◆ **What you are asked to do**: Gather all lines in the data that hold the string "газоснабжения".

— Start Data —

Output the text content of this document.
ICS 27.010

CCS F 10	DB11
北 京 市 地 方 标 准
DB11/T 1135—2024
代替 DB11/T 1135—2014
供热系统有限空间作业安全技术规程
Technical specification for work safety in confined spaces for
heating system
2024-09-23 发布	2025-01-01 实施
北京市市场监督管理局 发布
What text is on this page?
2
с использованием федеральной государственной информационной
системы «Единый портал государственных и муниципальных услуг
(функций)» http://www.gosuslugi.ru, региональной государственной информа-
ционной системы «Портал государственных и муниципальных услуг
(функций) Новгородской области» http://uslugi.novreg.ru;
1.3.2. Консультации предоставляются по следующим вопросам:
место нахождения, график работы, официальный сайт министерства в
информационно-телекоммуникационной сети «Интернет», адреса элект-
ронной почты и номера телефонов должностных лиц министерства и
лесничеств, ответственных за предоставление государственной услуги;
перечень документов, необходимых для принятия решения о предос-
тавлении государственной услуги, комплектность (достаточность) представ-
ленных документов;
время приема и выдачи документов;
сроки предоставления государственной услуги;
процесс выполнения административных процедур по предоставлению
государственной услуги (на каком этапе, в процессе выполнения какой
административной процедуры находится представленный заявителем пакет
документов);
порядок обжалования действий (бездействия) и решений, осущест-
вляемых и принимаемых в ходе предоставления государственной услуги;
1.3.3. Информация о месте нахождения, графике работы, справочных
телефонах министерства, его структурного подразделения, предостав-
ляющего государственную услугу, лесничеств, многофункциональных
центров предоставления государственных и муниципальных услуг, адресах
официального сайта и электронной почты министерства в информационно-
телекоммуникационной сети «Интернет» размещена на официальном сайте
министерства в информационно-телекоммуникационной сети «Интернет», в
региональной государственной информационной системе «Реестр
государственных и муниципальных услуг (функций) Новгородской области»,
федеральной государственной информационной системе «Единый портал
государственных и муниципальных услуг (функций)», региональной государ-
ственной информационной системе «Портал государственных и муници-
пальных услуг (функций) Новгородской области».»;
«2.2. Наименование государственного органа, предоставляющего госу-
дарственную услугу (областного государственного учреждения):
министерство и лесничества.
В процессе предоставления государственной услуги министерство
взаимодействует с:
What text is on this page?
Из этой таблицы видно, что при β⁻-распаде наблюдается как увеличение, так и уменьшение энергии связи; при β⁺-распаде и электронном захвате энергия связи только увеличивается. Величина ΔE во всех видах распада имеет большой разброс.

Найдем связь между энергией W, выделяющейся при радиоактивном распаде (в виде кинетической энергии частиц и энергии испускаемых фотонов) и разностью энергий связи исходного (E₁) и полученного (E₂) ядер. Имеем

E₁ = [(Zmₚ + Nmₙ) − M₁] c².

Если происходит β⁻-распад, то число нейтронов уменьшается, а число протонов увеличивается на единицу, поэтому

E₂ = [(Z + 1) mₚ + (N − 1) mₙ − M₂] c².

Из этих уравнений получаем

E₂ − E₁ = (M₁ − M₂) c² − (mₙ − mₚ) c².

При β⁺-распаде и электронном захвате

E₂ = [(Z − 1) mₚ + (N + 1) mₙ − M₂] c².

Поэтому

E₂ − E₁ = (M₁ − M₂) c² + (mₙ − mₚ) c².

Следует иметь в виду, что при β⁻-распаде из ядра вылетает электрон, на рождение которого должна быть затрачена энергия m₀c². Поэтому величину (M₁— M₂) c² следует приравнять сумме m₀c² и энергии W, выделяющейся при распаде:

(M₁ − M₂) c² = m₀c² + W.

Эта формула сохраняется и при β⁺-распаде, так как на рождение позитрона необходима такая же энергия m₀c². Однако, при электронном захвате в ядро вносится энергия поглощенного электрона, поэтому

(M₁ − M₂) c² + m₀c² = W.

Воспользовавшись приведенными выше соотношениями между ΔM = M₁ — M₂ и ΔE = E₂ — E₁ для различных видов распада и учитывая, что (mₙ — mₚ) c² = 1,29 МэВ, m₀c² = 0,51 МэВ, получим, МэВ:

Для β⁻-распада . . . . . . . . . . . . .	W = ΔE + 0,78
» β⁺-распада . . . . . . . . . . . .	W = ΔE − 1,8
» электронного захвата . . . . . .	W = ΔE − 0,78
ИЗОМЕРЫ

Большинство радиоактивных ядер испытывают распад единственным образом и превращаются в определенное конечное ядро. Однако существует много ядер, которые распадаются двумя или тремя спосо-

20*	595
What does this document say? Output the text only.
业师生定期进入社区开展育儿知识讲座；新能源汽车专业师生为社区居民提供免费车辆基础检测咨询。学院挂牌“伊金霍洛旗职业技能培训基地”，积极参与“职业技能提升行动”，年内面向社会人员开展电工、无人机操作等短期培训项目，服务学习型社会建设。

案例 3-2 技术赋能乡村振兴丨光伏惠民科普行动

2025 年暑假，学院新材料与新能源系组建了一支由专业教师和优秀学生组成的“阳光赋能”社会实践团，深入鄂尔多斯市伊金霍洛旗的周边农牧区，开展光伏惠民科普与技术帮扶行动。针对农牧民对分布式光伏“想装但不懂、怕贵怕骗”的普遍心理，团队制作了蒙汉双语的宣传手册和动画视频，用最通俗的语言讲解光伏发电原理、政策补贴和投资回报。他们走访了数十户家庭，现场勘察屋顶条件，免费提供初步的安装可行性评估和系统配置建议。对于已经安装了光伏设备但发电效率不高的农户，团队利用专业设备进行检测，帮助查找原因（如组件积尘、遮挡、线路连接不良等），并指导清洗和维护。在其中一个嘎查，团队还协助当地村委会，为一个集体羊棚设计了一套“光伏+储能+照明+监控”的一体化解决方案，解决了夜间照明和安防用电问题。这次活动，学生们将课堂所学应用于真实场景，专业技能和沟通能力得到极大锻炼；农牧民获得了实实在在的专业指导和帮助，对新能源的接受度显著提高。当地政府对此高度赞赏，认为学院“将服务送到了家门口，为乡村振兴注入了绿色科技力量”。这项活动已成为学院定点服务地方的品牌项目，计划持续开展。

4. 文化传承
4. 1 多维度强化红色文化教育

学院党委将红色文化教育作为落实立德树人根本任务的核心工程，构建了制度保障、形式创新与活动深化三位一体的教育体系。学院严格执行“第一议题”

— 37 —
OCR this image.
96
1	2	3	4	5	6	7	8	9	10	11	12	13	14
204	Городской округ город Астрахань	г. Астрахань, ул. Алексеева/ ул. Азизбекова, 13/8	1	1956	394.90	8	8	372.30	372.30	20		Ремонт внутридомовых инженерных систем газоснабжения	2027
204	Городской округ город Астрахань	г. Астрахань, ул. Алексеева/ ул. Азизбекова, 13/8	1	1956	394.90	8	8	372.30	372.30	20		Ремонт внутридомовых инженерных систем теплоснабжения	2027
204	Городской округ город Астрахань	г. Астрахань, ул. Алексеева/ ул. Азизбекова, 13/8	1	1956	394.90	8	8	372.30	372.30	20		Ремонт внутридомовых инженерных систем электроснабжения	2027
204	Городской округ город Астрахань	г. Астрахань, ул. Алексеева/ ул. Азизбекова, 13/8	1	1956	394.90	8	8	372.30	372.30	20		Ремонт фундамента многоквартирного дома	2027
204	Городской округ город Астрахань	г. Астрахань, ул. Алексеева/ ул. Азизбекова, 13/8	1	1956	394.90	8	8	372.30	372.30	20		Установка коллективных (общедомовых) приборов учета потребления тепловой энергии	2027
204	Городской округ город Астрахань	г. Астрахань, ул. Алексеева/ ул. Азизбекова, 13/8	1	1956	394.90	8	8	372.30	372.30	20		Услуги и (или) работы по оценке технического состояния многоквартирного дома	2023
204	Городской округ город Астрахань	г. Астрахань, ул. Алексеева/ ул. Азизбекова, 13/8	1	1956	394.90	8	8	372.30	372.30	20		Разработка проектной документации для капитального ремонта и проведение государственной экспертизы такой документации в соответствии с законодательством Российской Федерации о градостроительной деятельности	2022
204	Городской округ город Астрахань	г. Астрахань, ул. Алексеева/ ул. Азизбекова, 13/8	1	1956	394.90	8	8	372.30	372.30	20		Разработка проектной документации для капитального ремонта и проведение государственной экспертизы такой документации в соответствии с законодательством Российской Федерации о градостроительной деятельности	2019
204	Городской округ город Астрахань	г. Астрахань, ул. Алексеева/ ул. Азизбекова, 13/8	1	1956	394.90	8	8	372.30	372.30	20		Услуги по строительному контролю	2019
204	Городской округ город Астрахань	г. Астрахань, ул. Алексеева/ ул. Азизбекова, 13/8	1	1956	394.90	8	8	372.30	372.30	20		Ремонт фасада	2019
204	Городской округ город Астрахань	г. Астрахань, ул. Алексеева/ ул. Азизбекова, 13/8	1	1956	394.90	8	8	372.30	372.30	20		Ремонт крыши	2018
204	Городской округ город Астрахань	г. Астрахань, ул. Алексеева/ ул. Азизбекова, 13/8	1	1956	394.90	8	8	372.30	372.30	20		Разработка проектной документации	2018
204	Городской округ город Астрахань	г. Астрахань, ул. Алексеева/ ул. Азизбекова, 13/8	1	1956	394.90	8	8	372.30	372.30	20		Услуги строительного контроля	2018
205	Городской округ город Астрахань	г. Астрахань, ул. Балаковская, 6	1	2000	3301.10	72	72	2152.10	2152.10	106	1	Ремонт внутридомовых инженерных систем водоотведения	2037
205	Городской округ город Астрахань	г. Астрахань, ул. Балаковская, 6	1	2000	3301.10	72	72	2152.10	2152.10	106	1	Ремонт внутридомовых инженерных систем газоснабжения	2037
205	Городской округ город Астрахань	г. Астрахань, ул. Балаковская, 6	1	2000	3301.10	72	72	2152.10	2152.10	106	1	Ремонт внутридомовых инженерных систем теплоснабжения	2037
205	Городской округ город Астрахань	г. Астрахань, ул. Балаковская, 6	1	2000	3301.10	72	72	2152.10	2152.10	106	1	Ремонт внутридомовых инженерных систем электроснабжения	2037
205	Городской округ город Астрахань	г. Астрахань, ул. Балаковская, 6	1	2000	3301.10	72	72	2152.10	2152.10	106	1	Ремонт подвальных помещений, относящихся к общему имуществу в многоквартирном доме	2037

— End Data —

◆ **Exercise output**:
204	Городской округ город Астрахань	г. Астрахань, ул. Алексеева/ ул. Азизбекова, 13/8	1	1956	394.90	8	8	372.30	372.30	20		Ремонт внутридомовых инженерных систем газоснабжения	2027
205	Городской округ город Астрахань	г. Астрахань, ул. Балаковская, 6	1	2000	3301.10	72	72	2152.10	2152.10	106	1	Ремонт внутридомовых инженерных систем газоснабжения	2037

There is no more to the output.